▶ [Task to complete] Copy all lines below containing "وقتل".

▶ [Data to use]

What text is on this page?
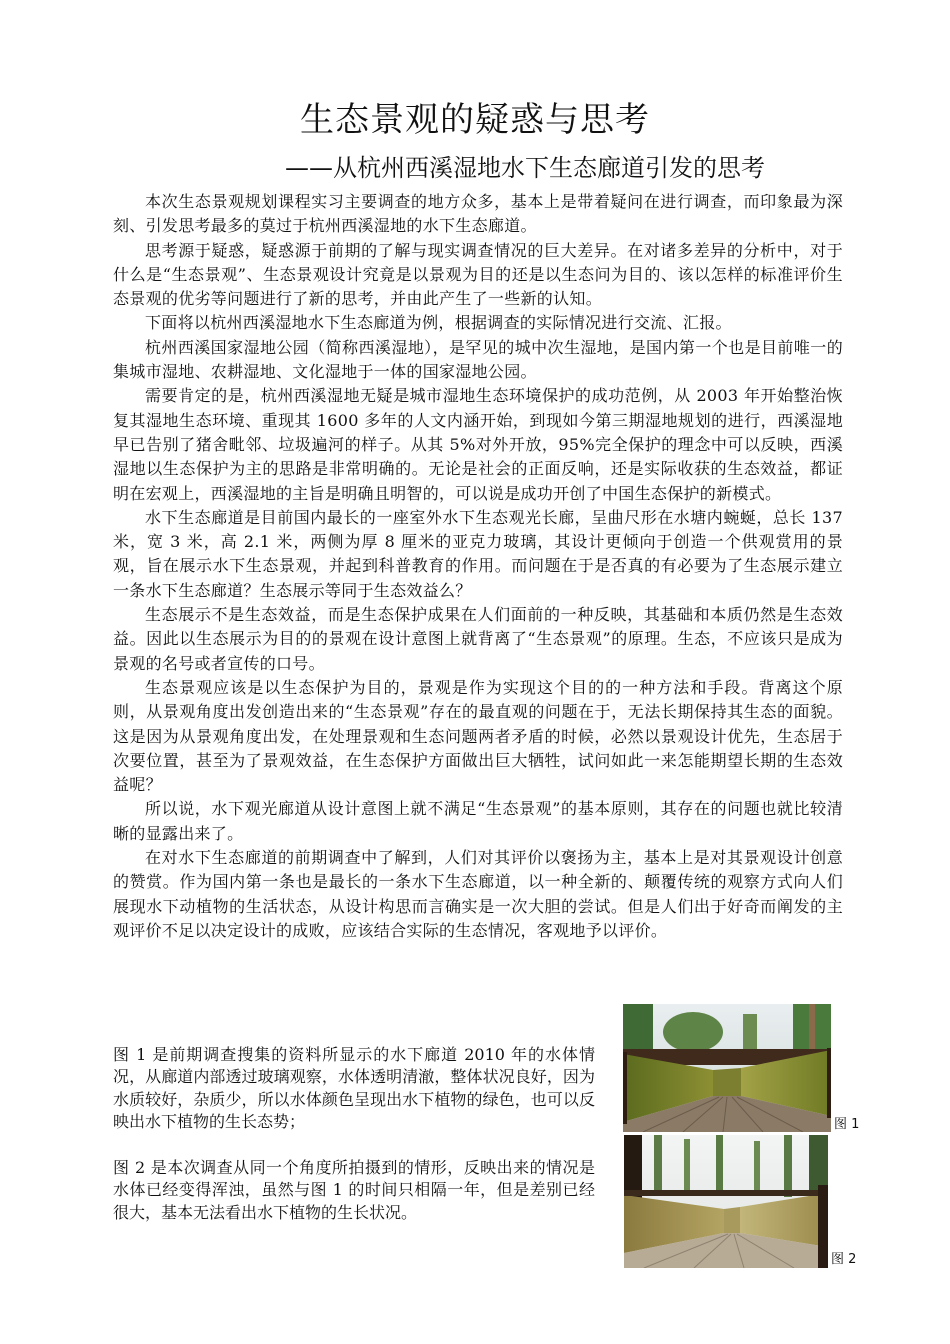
生态景观的疑惑与思考
——从杭州西溪湿地水下生态廊道引发的思考

本次生态景观规划课程实习主要调查的地方众多，基本上是带着疑问在进行调查，而印象最为深刻、引发思考最多的莫过于杭州西溪湿地的水下生态廊道。

思考源于疑惑，疑惑源于前期的了解与现实调查情况的巨大差异。在对诸多差异的分析中，对于什么是“生态景观”、生态景观设计究竟是以景观为目的还是以生态问为目的、该以怎样的标准评价生态景观的优劣等问题进行了新的思考，并由此产生了一些新的认知。

下面将以杭州西溪湿地水下生态廊道为例，根据调查的实际情况进行交流、汇报。

杭州西溪国家湿地公园（简称西溪湿地），是罕见的城中次生湿地，是国内第一个也是目前唯一的集城市湿地、农耕湿地、文化湿地于一体的国家湿地公园。

需要肯定的是，杭州西溪湿地无疑是城市湿地生态环境保护的成功范例，从 2003 年开始整治恢复其湿地生态环境、重现其 1600 多年的人文内涵开始，到现如今第三期湿地规划的进行，西溪湿地早已告别了猪舍毗邻、垃圾遍河的样子。从其 5%对外开放，95%完全保护的理念中可以反映，西溪湿地以生态保护为主的思路是非常明确的。无论是社会的正面反响，还是实际收获的生态效益，都证明在宏观上，西溪湿地的主旨是明确且明智的，可以说是成功开创了中国生态保护的新模式。

水下生态廊道是目前国内最长的一座室外水下生态观光长廊，呈曲尺形在水塘内蜿蜒，总长 137 米，宽 3 米，高 2.1 米，两侧为厚 8 厘米的亚克力玻璃，其设计更倾向于创造一个供观赏用的景观，旨在展示水下生态景观，并起到科普教育的作用。而问题在于是否真的有必要为了生态展示建立一条水下生态廊道？生态展示等同于生态效益么？

生态展示不是生态效益，而是生态保护成果在人们面前的一种反映，其基础和本质仍然是生态效益。因此以生态展示为目的的景观在设计意图上就背离了“生态景观”的原理。生态，不应该只是成为景观的名号或者宣传的口号。

生态景观应该是以生态保护为目的，景观是作为实现这个目的的一种方法和手段。背离这个原则，从景观角度出发创造出来的“生态景观”存在的最直观的问题在于，无法长期保持其生态的面貌。这是因为从景观角度出发，在处理景观和生态问题两者矛盾的时候，必然以景观设计优先，生态居于次要位置，甚至为了景观效益，在生态保护方面做出巨大牺牲，试问如此一来怎能期望长期的生态效益呢？

所以说，水下观光廊道从设计意图上就不满足“生态景观”的基本原则，其存在的问题也就比较清晰的显露出来了。

在对水下生态廊道的前期调查中了解到，人们对其评价以褒扬为主，基本上是对其景观设计创意的赞赏。作为国内第一条也是最长的一条水下生态廊道，以一种全新的、颠覆传统的观察方式向人们展现水下动植物的生活状态，从设计构思而言确实是一次大胆的尝试。但是人们出于好奇而阐发的主观评价不足以决定设计的成败，应该结合实际的生态情况，客观地予以评价。

图 1 是前期调查搜集的资料所显示的水下廊道 2010 年的水体情况，从廊道内部透过玻璃观察，水体透明清澈，整体状况良好，因为水质较好，杂质少，所以水体颜色呈现出水下植物的绿色，也可以反映出水下植物的生长态势；

图 2 是本次调查从同一个角度所拍摄到的情形，反映出来的情况是水体已经变得浑浊，虽然与图 1 的时间只相隔一年，但是差别已经很大，基本无法看出水下植物的生长状况。

图 1
图 2
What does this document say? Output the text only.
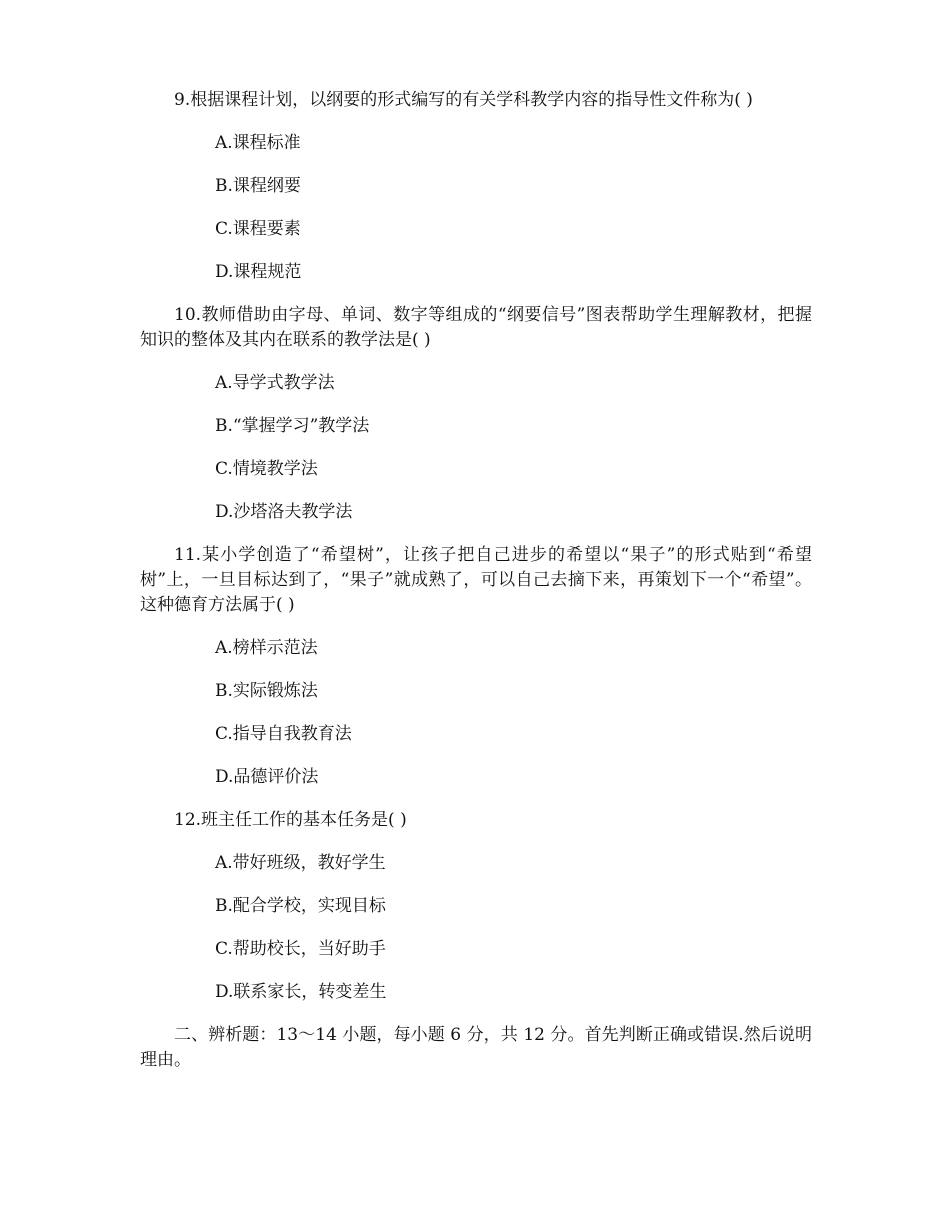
9.根据课程计划，以纲要的形式编写的有关学科教学内容的指导性文件称为( )

A.课程标准

B.课程纲要

C.课程要素

D.课程规范

10.教师借助由字母、单词、数字等组成的“纲要信号”图表帮助学生理解教材，把握知识的整体及其内在联系的教学法是( )

A.导学式教学法

B.“掌握学习”教学法

C.情境教学法

D.沙塔洛夫教学法

11.某小学创造了“希望树”，让孩子把自己进步的希望以“果子”的形式贴到“希望树”上，一旦目标达到了，“果子”就成熟了，可以自己去摘下来，再策划下一个“希望”。这种德育方法属于( )

A.榜样示范法

B.实际锻炼法

C.指导自我教育法

D.品德评价法

12.班主任工作的基本任务是( )

A.带好班级，教好学生

B.配合学校，实现目标

C.帮助校长，当好助手

D.联系家长，转变差生

二、辨析题：13～14 小题，每小题 6 分，共 12 分。首先判断正确或错误.然后说明理由。
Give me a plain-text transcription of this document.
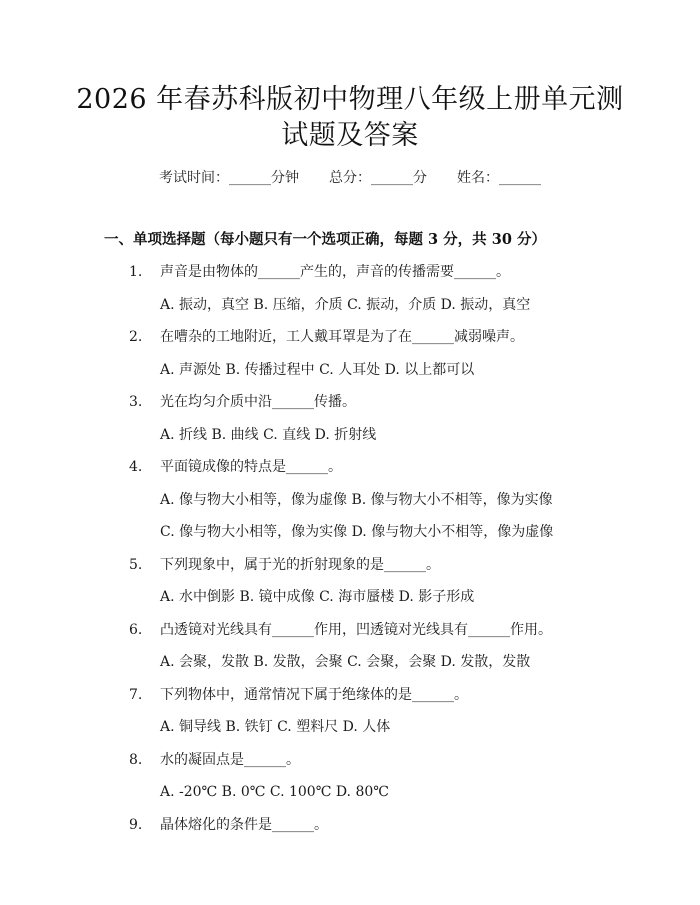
2026 年春苏科版初中物理八年级上册单元测
试题及答案
考试时间：______分钟 总分：______分 姓名：______
一、单项选择题（每小题只有一个选项正确，每题 3 分，共 30 分）
1. 声音是由物体的______产生的，声音的传播需要______。
A. 振动，真空 B. 压缩，介质 C. 振动，介质 D. 振动，真空
2. 在嘈杂的工地附近，工人戴耳罩是为了在______减弱噪声。
A. 声源处 B. 传播过程中 C. 人耳处 D. 以上都可以
3. 光在均匀介质中沿______传播。
A. 折线 B. 曲线 C. 直线 D. 折射线
4. 平面镜成像的特点是______。
A. 像与物大小相等，像为虚像 B. 像与物大小不相等，像为实像
C. 像与物大小相等，像为实像 D. 像与物大小不相等，像为虚像
5. 下列现象中，属于光的折射现象的是______。
A. 水中倒影 B. 镜中成像 C. 海市蜃楼 D. 影子形成
6. 凸透镜对光线具有______作用，凹透镜对光线具有______作用。
A. 会聚，发散 B. 发散，会聚 C. 会聚，会聚 D. 发散，发散
7. 下列物体中，通常情况下属于绝缘体的是______。
A. 铜导线 B. 铁钉 C. 塑料尺 D. 人体
8. 水的凝固点是______。
A. -20℃ B. 0℃ C. 100℃ D. 80℃
9. 晶体熔化的条件是______。
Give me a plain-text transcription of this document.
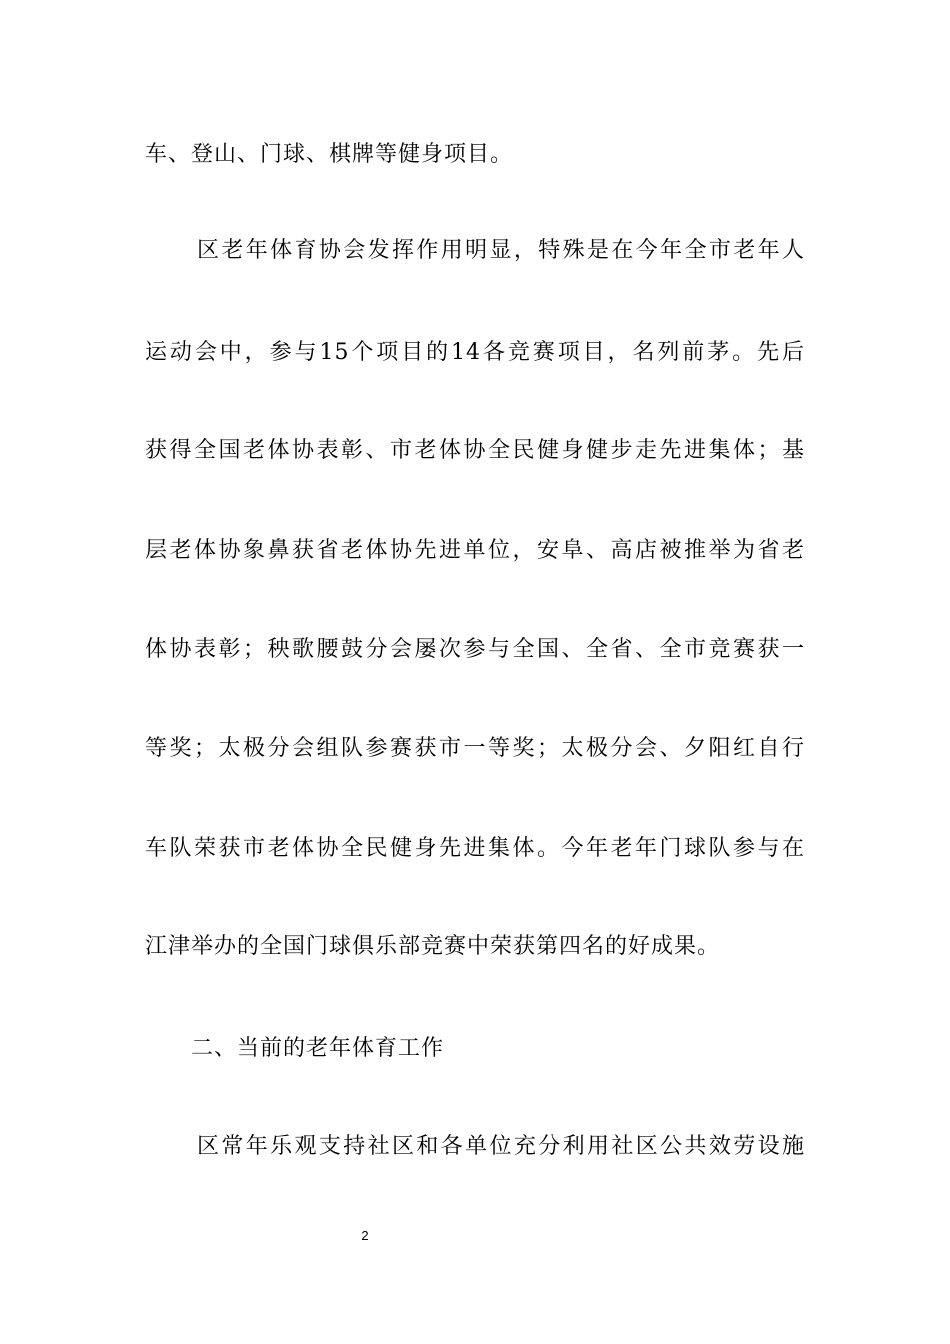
车、登山、门球、棋牌等健身项目。

区老年体育协会发挥作用明显，特殊是在今年全市老年人

运动会中，参与15个项目的14各竞赛项目，名列前茅。先后

获得全国老体协表彰、市老体协全民健身健步走先进集体；基

层老体协象鼻获省老体协先进单位，安阜、高店被推举为省老

体协表彰；秧歌腰鼓分会屡次参与全国、全省、全市竞赛获一

等奖；太极分会组队参赛获市一等奖；太极分会、夕阳红自行

车队荣获市老体协全民健身先进集体。今年老年门球队参与在

江津举办的全国门球俱乐部竞赛中荣获第四名的好成果。

二、当前的老年体育工作

区常年乐观支持社区和各单位充分利用社区公共效劳设施

2
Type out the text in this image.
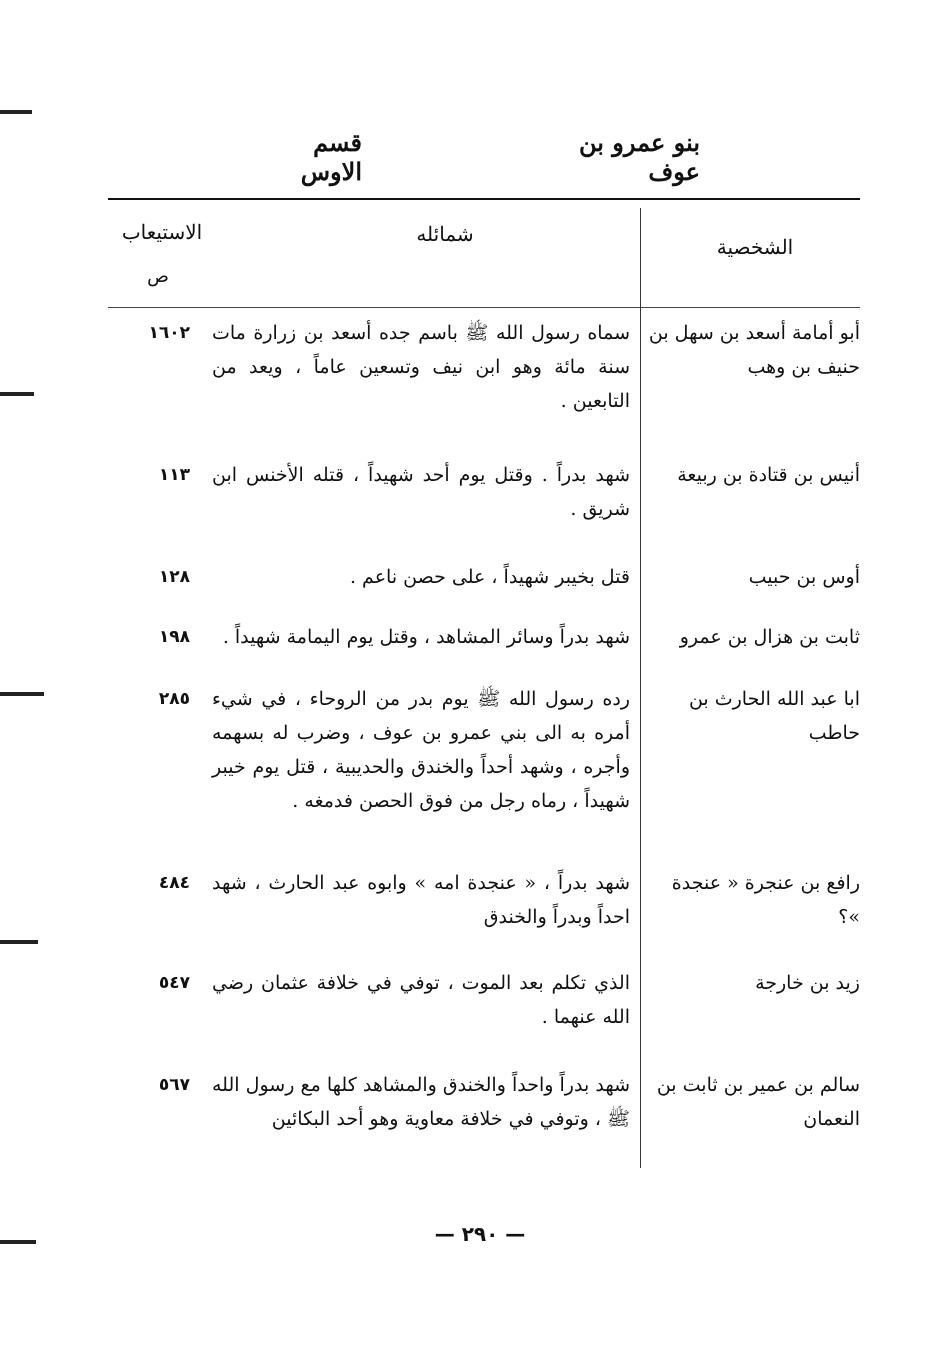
بنو عمرو بن عوف
قسم الاوس
الشخصية
شمائله
الاستيعاب
ص
أبو أمامة أسعد بن سهل بن حنيف بن وهب
سماه رسول الله ﷺ باسم جده أسعد بن زرارة مات سنة مائة وهو ابن نيف وتسعين عاماً ، ويعد من التابعين .
١٦٠٢
أنيس بن قتادة بن ربيعة
شهد بدراً . وقتل يوم أحد شهيداً ، قتله الأخنس ابن شريق .
١١٣
أوس بن حبيب
قتل بخيبر شهيداً ، على حصن ناعم .
١٢٨
ثابت بن هزال بن عمرو
شهد بدراً وسائر المشاهد ، وقتل يوم اليمامة شهيداً .
١٩٨
ابا عبد الله الحارث بن حاطب
رده رسول الله ﷺ يوم بدر من الروحاء ، في شيء أمره به الى بني عمرو بن عوف ، وضرب له بسهمه وأجره ، وشهد أحداً والخندق والحديبية ، قتل يوم خيبر شهيداً ، رماه رجل من فوق الحصن فدمغه .
٢٨٥
رافع بن عنجرة « عنجدة »؟
شهد بدراً ، « عنجدة امه » وابوه عبد الحارث ، شهد احداً وبدراً والخندق
٤٨٤
زيد بن خارجة
الذي تكلم بعد الموت ، توفي في خلافة عثمان رضي الله عنهما .
٥٤٧
سالم بن عمير بن ثابت بن النعمان
شهد بدراً واحداً والخندق والمشاهد كلها مع رسول الله ﷺ ، وتوفي في خلافة معاوية وهو أحد البكائين
٥٦٧
— ٢٩٠ —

▶ [Result of this exercise]
شهد بدراً . وقتل يوم أحد شهيداً ، قتله الأخنس ابن شريق .
شهد بدراً وسائر المشاهد ، وقتل يوم اليمامة شهيداً .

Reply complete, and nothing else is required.